3. Les prises écouménales
Ce qui compte pour les Huichols, ce n’est pas ce qui compte pour First Majestic Silver. Pour celui-ci, à travers son représentant Juan Carlos Gonzalez, que cite l’article du Monde, « Aucun dommage ne sera fait à la nature et aux lieux de culte. Grâce aux techniques moderne, l’eau est recyclée à 100% sans résidus polluants dans les sous-sols. Sans compter que l’exploitation va créer 750 emplois directs et 1500 indirects ».  Fiables ou non, ces assurances ne touchent pas à ce qui pour les Huichols est l’essentiel ; à savoir que cette opération est une profanation. Comme ils vivent au XXIe siècle, ils ajoutent qu’elle viole également une réserve naturelle, classée en 1994 « zone naturelle protégée » par l’État de San Luis Potosí, connue pour recéler la plus grande variété de cactus au monde et plusieurs espèces en danger, comme l’aigle royal, le puma et le cerf à queue blanche.  Toutefois, ce viol est-il une profanation au même titre que celui des lieux saints ?
            La réponse est non. L’écoumène, à savoir la relation des sociétés humaines à l’étendue terrestre[1], s’organise en modalités très diverses, définissant des prises qui, pour les mêmes objets physiques, peuvent différer grandement. Ces prises écouménales, éco-techno-symboliques, fonctionnent de manière analogue à une prédication, où le sujet S est la terre, ou la nature, et le prédicat P la manière d’interpréter ce sujet. Elles relèvent de quatre grandes catégories : ressources, contraintes, risques et agréments. Le rapport prédicatif S/P (S en tant que P) engendre ce qui est la réalité pour la société concernée.

Données fournies:
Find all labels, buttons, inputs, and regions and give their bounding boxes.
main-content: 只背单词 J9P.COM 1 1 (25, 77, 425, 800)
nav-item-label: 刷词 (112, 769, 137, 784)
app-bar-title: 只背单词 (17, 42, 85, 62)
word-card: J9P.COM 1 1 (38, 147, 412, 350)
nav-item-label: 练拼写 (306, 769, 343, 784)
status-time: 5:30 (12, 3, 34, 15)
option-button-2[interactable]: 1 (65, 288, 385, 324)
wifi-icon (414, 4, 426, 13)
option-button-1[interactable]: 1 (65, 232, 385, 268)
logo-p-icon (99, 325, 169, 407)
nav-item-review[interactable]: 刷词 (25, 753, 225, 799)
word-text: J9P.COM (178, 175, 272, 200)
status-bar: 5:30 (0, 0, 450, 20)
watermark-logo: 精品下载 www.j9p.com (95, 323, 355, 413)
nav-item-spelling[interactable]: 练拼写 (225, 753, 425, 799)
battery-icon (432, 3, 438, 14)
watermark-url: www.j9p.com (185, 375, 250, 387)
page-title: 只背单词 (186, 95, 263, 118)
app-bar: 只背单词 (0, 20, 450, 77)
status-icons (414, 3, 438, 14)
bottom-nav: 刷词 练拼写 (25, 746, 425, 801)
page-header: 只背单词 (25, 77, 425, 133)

Consignes à suivre:
D'après le segment de texte, dans quelles quatre grandes catégories se rangent les prises écouménales ? Les données n'interviennent d'aucune manière dans ce travail.

Solution proposée:
Ressources, contraintes, risques et agréments.